>> BEGIN Supplied data

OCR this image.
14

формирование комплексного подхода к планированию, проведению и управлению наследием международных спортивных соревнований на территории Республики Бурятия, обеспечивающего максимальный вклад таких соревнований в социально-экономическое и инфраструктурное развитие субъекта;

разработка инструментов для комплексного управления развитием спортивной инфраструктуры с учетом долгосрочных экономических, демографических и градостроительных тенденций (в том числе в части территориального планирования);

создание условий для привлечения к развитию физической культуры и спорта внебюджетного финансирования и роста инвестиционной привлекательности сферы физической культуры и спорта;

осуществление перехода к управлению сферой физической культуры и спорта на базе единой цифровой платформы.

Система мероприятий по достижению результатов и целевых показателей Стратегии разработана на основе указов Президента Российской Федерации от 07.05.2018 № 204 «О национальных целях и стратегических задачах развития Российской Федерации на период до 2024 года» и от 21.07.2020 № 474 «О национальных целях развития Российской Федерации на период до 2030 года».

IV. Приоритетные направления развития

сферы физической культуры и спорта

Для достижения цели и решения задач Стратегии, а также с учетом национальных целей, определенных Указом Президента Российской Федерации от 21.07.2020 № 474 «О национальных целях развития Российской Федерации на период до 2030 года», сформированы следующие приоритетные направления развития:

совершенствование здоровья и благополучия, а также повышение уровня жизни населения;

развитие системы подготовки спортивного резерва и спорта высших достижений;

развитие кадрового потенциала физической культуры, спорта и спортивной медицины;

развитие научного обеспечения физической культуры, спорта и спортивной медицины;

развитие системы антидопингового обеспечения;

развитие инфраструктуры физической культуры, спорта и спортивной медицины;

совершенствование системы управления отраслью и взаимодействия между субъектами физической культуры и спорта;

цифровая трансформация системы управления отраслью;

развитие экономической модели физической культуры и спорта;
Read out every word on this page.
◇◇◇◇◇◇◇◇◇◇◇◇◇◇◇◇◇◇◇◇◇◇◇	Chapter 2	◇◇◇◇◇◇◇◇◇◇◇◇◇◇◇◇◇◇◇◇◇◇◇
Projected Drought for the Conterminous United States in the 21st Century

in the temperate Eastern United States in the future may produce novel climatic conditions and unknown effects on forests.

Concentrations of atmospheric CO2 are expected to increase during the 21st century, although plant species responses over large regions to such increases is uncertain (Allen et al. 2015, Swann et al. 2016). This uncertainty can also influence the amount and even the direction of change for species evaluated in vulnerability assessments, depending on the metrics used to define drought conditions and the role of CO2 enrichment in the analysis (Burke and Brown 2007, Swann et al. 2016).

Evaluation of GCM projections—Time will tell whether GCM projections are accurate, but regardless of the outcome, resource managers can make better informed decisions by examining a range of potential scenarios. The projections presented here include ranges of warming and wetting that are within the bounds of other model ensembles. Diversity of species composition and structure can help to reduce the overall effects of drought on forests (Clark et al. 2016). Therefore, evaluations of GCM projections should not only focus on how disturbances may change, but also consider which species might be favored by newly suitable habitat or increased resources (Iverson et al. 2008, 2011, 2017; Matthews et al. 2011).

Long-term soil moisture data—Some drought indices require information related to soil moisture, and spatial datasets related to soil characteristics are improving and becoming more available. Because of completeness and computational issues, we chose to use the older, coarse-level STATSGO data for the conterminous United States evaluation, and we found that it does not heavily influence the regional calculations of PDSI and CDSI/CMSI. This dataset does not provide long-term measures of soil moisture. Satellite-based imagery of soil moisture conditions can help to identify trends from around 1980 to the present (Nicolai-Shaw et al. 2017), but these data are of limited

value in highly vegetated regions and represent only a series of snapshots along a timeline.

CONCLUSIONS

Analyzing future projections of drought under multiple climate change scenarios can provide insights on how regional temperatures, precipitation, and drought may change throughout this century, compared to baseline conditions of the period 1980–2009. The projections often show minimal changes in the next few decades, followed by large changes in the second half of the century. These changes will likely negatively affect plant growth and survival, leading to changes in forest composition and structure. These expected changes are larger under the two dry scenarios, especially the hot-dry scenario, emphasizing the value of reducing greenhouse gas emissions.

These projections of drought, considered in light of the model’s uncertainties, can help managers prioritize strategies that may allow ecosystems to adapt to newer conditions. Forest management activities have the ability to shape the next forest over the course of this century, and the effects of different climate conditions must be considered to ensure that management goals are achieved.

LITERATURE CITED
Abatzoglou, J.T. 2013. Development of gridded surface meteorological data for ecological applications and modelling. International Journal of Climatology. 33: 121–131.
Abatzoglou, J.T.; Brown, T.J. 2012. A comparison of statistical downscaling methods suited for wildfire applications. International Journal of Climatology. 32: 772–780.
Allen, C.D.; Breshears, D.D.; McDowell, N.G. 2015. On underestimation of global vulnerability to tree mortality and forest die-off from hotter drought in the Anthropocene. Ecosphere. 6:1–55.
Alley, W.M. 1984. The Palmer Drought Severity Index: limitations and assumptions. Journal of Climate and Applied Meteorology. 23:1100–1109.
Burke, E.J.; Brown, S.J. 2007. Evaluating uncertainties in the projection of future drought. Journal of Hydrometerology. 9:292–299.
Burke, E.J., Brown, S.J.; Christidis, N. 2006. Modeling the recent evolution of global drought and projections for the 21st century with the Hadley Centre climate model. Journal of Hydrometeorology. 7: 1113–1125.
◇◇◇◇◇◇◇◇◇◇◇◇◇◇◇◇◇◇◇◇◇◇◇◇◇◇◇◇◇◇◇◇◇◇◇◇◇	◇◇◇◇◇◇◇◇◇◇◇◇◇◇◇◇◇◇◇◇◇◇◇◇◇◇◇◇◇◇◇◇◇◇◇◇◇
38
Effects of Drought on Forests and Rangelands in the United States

>> END Supplied data

Give only the number of lines in the data that hold the string "обеспечения".

# Exercise response:
2